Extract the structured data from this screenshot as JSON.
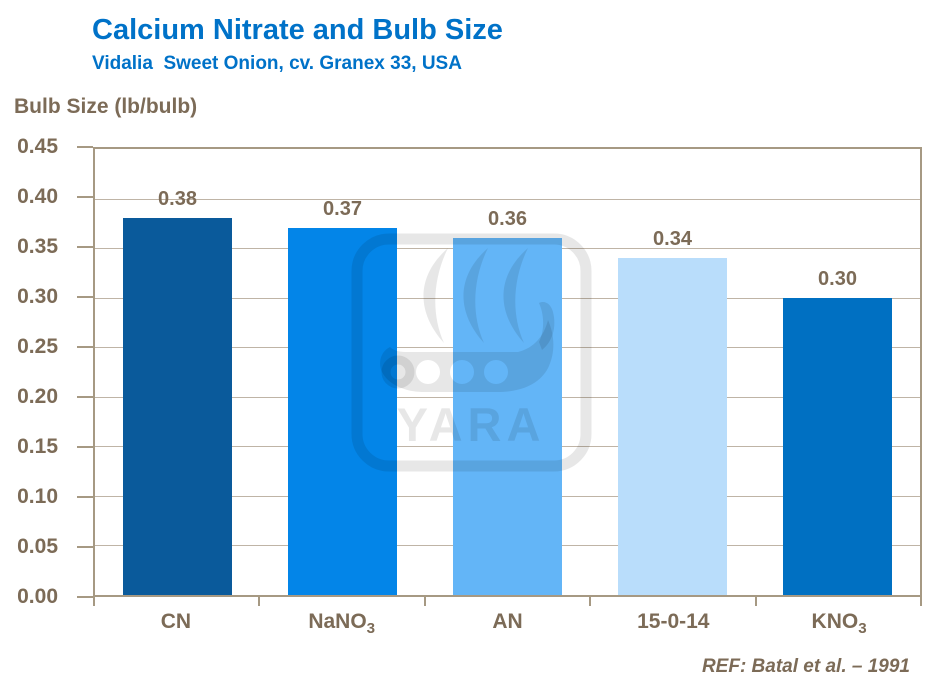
{
  "header": {
    "title": "Calcium Nitrate and Bulb Size",
    "subtitle": "Vidalia  Sweet Onion, cv. Granex 33, USA"
  },
  "footer": {
    "reference": "REF: Batal et al. – 1991"
  },
  "watermark": {
    "brand_text": "YARA",
    "icon": "yara-viking-ship-logo"
  },
  "colors": {
    "title_blue": "#0072C8",
    "body_text_brown": "#7C6B57",
    "plot_border": "#A69983",
    "gridline": "#BFB4A6",
    "background": "#FFFFFF"
  },
  "chart_data": {
    "type": "bar",
    "title": "Calcium Nitrate and Bulb Size",
    "subtitle": "Vidalia  Sweet Onion, cv. Granex 33, USA",
    "ylabel": "Bulb Size (lb/bulb)",
    "xlabel": "",
    "categories": [
      "CN",
      "NaNO₃",
      "AN",
      "15-0-14",
      "KNO₃"
    ],
    "values": [
      0.38,
      0.37,
      0.36,
      0.34,
      0.3
    ],
    "value_labels": [
      "0.38",
      "0.37",
      "0.36",
      "0.34",
      "0.30"
    ],
    "bar_colors": [
      "#0A5A9B",
      "#0385E8",
      "#63B5F7",
      "#B9DDFB",
      "#0070C2"
    ],
    "ylim": [
      0,
      0.45
    ],
    "ytick_step": 0.05,
    "yticks": [
      "0.45",
      "0.40",
      "0.35",
      "0.30",
      "0.25",
      "0.20",
      "0.15",
      "0.10",
      "0.05",
      "0.00"
    ],
    "grid": true,
    "legend_position": "none",
    "annotation": "REF: Batal et al. – 1991"
  }
}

::::

• **What is needed**
Send back the data above word for word, with the pictures left out.

• **Answer to this problem**
Extract the structured data from this screenshot as JSON.
{
  "header": {
    "title": "Calcium Nitrate and Bulb Size",
    "subtitle": "Vidalia  Sweet Onion, cv. Granex 33, USA"
  },
  "footer": {
    "reference": "REF: Batal et al. – 1991"
  },
  "watermark": {
    "brand_text": "YARA",
    "icon": "yara-viking-ship-logo"
  },
  "colors": {
    "title_blue": "#0072C8",
    "body_text_brown": "#7C6B57",
    "plot_border": "#A69983",
    "gridline": "#BFB4A6",
    "background": "#FFFFFF"
  },
  "chart_data": {
    "type": "bar",
    "title": "Calcium Nitrate and Bulb Size",
    "subtitle": "Vidalia  Sweet Onion, cv. Granex 33, USA",
    "ylabel": "Bulb Size (lb/bulb)",
    "xlabel": "",
    "categories": [
      "CN",
      "NaNO₃",
      "AN",
      "15-0-14",
      "KNO₃"
    ],
    "values": [
      0.38,
      0.37,
      0.36,
      0.34,
      0.3
    ],
    "value_labels": [
      "0.38",
      "0.37",
      "0.36",
      "0.34",
      "0.30"
    ],
    "bar_colors": [
      "#0A5A9B",
      "#0385E8",
      "#63B5F7",
      "#B9DDFB",
      "#0070C2"
    ],
    "ylim": [
      0,
      0.45
    ],
    "ytick_step": 0.05,
    "yticks": [
      "0.45",
      "0.40",
      "0.35",
      "0.30",
      "0.25",
      "0.20",
      "0.15",
      "0.10",
      "0.05",
      "0.00"
    ],
    "grid": true,
    "legend_position": "none",
    "annotation": "REF: Batal et al. – 1991"
  }
}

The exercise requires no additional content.